__Given exercise__: Work out how many lines hold the string "title". The answer is a single number, nothing more.

____ Dataset entries

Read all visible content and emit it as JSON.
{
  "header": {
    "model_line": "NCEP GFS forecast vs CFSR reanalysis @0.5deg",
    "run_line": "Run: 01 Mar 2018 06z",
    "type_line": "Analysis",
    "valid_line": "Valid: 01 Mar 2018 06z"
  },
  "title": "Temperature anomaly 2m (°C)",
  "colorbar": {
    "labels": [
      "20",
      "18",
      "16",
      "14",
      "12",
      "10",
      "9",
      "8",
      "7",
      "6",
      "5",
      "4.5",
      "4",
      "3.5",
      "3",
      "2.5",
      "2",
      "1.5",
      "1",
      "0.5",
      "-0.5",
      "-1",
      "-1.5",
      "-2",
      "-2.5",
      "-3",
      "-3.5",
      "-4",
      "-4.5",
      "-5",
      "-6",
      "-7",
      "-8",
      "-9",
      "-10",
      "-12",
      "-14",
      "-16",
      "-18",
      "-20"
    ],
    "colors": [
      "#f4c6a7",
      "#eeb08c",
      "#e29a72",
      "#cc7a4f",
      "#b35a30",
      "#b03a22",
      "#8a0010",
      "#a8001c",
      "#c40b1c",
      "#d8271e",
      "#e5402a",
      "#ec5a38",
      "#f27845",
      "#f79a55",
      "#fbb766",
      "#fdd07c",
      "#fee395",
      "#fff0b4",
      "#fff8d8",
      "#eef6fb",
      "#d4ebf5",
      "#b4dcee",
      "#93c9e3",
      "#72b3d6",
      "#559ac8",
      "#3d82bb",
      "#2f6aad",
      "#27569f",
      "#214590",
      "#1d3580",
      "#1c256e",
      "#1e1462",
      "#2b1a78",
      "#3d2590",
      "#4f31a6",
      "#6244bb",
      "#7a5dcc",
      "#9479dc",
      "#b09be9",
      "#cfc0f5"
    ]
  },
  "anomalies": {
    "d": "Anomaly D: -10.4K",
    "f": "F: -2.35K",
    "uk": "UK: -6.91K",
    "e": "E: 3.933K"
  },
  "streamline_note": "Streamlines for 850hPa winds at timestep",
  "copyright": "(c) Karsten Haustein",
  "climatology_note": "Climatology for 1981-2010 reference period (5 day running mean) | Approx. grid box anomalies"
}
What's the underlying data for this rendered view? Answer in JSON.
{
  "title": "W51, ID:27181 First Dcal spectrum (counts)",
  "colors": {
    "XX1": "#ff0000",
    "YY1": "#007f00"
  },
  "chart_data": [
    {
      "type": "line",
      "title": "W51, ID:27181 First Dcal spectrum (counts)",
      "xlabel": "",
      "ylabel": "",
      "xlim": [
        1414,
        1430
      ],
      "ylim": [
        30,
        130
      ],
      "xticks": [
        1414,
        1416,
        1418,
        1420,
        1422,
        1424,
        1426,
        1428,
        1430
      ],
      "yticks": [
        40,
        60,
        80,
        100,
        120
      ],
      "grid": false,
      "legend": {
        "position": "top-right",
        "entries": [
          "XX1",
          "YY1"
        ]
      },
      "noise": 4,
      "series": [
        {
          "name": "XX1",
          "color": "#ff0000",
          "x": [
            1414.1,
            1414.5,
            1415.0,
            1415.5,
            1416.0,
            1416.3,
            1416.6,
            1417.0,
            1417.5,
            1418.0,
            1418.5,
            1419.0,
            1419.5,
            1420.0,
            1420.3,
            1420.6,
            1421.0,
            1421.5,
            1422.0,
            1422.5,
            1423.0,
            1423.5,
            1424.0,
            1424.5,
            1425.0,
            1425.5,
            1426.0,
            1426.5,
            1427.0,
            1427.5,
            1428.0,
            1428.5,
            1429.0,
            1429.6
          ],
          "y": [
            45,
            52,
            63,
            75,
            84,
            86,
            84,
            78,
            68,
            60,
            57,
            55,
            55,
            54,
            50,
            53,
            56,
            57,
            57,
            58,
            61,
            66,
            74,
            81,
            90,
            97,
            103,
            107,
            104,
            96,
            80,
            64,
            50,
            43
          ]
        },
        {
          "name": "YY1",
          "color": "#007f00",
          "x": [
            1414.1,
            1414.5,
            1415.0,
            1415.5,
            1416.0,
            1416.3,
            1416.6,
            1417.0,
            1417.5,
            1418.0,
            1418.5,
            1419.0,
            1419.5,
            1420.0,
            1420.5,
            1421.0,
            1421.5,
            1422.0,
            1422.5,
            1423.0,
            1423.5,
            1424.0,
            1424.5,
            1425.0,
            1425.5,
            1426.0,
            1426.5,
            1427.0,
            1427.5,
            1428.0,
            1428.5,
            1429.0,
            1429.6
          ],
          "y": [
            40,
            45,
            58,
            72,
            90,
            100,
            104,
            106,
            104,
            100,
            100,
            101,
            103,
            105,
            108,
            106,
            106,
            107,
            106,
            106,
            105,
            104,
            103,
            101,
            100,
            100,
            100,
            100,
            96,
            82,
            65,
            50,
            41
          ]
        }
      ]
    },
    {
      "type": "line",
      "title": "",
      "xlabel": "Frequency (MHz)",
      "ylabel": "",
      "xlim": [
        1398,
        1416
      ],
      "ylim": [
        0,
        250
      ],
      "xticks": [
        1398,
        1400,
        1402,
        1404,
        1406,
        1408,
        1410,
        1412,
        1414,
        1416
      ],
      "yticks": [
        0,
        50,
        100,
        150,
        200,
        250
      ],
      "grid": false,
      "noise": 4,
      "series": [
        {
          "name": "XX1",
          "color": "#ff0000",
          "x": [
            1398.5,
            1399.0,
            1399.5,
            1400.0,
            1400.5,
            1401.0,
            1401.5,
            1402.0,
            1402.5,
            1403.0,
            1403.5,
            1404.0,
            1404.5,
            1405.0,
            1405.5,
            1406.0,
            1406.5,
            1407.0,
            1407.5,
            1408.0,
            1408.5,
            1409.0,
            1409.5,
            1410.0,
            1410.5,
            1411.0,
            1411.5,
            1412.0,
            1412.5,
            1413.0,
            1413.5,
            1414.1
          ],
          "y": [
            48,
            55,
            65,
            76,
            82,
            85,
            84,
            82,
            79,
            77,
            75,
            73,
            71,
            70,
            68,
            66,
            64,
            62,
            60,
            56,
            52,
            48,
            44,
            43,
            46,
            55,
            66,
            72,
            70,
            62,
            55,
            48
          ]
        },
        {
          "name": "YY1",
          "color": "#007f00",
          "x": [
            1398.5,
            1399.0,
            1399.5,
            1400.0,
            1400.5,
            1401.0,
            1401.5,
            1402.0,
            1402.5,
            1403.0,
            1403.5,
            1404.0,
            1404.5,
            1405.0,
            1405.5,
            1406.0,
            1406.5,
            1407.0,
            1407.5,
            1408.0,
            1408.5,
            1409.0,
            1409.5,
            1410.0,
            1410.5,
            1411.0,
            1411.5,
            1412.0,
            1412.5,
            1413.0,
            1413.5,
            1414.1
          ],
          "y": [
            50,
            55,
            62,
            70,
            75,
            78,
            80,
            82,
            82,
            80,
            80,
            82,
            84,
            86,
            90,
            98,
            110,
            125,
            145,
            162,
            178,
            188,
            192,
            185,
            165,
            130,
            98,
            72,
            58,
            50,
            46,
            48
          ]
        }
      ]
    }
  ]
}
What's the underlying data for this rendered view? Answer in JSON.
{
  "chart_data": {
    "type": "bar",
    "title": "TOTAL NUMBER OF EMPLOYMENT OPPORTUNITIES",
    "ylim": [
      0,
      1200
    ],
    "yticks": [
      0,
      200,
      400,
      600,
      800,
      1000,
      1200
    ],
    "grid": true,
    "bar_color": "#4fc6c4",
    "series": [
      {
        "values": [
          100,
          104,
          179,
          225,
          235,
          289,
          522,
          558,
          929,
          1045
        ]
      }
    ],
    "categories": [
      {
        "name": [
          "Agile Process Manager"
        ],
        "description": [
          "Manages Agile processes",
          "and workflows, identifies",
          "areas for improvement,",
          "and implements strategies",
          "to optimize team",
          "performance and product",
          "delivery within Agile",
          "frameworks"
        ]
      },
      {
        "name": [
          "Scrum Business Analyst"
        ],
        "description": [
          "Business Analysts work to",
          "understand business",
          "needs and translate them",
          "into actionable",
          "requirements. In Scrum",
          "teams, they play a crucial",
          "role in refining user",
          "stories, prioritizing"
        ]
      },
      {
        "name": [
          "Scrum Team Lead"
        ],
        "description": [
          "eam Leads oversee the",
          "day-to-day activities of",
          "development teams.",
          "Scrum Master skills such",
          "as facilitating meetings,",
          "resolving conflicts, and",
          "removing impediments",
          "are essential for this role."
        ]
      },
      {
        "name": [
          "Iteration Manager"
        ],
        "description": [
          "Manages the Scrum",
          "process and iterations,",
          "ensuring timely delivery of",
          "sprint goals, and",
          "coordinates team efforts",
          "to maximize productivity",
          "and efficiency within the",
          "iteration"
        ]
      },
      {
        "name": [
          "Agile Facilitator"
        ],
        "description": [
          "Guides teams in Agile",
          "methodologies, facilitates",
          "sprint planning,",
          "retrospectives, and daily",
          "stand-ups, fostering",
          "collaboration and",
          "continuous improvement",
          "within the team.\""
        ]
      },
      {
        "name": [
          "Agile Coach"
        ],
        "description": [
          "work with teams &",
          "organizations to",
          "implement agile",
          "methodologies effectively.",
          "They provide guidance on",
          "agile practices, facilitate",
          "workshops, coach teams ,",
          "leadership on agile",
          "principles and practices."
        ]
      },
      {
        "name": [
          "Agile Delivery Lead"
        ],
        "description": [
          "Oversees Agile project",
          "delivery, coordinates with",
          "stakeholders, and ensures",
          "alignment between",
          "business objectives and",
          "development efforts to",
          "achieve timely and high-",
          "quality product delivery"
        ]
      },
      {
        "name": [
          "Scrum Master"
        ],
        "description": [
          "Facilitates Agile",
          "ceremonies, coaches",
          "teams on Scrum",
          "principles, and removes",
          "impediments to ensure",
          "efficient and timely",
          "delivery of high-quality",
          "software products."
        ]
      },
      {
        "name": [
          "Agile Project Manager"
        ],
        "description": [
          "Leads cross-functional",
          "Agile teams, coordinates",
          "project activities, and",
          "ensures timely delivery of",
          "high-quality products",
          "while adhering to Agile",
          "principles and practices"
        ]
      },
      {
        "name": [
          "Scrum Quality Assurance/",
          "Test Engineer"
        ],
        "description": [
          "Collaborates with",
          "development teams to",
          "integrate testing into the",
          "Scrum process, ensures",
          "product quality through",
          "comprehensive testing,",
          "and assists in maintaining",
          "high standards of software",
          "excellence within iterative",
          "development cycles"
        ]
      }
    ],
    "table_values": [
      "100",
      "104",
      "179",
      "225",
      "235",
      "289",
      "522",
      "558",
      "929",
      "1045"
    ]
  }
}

________

__Right answer__: 5